** START Material for this exercise **

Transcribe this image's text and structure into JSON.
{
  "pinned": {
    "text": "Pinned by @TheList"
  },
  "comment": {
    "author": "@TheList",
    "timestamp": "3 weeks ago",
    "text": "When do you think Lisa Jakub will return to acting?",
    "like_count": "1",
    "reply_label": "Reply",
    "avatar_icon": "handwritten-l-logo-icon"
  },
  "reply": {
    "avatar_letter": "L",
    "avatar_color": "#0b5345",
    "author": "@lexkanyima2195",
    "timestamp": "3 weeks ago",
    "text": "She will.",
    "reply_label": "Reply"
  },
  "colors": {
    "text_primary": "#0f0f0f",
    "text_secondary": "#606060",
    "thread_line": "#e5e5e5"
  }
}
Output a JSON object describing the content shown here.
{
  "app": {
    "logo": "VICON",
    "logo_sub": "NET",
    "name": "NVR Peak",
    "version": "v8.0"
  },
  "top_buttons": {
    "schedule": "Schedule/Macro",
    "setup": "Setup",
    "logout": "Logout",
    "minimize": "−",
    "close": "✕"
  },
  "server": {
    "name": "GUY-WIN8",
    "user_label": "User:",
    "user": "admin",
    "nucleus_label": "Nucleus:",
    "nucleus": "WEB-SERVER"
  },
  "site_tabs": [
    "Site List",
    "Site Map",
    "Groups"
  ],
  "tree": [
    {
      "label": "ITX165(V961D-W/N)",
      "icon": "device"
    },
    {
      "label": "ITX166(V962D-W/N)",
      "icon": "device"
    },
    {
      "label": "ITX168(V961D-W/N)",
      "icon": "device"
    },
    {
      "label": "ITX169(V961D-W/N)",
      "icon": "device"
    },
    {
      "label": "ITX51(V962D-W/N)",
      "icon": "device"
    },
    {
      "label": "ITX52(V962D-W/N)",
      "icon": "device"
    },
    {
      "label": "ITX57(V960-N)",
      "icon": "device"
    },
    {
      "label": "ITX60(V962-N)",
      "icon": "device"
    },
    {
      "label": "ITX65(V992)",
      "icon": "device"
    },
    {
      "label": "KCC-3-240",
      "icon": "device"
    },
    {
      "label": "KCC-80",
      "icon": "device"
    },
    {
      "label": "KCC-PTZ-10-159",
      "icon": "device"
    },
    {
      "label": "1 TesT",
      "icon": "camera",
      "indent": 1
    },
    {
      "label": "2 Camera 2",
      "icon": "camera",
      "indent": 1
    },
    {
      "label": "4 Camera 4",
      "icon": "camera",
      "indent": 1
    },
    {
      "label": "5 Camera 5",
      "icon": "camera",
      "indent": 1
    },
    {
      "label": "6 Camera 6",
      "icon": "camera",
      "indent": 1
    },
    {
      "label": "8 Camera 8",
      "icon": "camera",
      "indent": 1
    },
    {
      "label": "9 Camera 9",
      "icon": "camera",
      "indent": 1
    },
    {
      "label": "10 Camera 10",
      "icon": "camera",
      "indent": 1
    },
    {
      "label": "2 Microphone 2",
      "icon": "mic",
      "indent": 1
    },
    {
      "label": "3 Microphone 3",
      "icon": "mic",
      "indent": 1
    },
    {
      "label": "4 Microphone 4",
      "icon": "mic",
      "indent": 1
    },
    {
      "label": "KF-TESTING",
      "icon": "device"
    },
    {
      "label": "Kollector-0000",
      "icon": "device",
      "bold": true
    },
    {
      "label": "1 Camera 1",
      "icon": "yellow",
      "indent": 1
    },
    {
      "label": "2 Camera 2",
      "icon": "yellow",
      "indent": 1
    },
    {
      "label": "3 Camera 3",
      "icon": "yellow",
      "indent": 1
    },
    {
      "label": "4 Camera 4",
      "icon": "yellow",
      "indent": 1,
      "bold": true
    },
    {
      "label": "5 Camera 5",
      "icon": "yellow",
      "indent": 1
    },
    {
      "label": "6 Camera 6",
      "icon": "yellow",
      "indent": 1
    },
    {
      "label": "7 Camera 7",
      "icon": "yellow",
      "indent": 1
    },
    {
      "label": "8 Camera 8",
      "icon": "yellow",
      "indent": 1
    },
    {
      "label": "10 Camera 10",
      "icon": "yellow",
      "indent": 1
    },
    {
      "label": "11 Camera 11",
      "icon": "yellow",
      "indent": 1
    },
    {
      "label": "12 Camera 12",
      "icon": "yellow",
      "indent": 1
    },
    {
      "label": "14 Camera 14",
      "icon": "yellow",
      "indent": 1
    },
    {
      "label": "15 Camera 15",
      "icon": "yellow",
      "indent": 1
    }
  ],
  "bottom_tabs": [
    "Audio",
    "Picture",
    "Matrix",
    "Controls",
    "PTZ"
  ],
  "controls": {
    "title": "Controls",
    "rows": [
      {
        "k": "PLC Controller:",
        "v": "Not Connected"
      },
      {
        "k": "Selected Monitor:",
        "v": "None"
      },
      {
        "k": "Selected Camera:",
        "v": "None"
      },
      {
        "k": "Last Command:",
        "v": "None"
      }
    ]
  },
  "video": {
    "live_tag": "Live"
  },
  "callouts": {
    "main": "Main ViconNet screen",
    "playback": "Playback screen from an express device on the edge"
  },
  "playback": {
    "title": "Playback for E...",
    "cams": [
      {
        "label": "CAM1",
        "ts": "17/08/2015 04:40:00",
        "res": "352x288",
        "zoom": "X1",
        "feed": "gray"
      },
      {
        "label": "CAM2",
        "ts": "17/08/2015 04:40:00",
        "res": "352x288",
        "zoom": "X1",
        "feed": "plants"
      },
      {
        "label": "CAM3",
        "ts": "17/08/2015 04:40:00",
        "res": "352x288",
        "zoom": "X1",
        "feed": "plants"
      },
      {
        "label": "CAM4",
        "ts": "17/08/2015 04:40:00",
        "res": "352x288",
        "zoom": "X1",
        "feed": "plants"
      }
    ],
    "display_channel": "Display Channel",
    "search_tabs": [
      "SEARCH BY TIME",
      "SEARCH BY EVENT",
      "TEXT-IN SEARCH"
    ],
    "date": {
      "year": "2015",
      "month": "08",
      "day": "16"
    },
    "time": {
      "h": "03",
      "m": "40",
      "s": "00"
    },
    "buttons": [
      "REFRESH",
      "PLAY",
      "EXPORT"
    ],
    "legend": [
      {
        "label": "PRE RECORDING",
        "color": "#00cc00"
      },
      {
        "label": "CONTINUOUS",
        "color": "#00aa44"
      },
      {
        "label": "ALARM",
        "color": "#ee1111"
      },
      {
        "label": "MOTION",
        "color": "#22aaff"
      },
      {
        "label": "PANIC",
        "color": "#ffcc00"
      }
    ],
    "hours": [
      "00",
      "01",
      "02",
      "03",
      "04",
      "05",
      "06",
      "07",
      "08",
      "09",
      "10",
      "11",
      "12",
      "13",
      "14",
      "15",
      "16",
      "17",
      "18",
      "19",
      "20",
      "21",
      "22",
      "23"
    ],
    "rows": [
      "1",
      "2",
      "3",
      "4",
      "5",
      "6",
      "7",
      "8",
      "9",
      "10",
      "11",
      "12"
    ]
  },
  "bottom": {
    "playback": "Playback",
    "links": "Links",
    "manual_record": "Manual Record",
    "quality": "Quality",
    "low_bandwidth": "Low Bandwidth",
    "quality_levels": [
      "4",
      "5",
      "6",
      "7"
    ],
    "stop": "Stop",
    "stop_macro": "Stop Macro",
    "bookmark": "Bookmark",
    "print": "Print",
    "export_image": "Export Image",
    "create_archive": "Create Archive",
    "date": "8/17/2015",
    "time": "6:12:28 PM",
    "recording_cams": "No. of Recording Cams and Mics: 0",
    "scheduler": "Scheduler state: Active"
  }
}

** END Material for this exercise **

Written problem ::
Give the number of lines in the records that contain the string "Macro", and nothing besides.

Written answer ::
2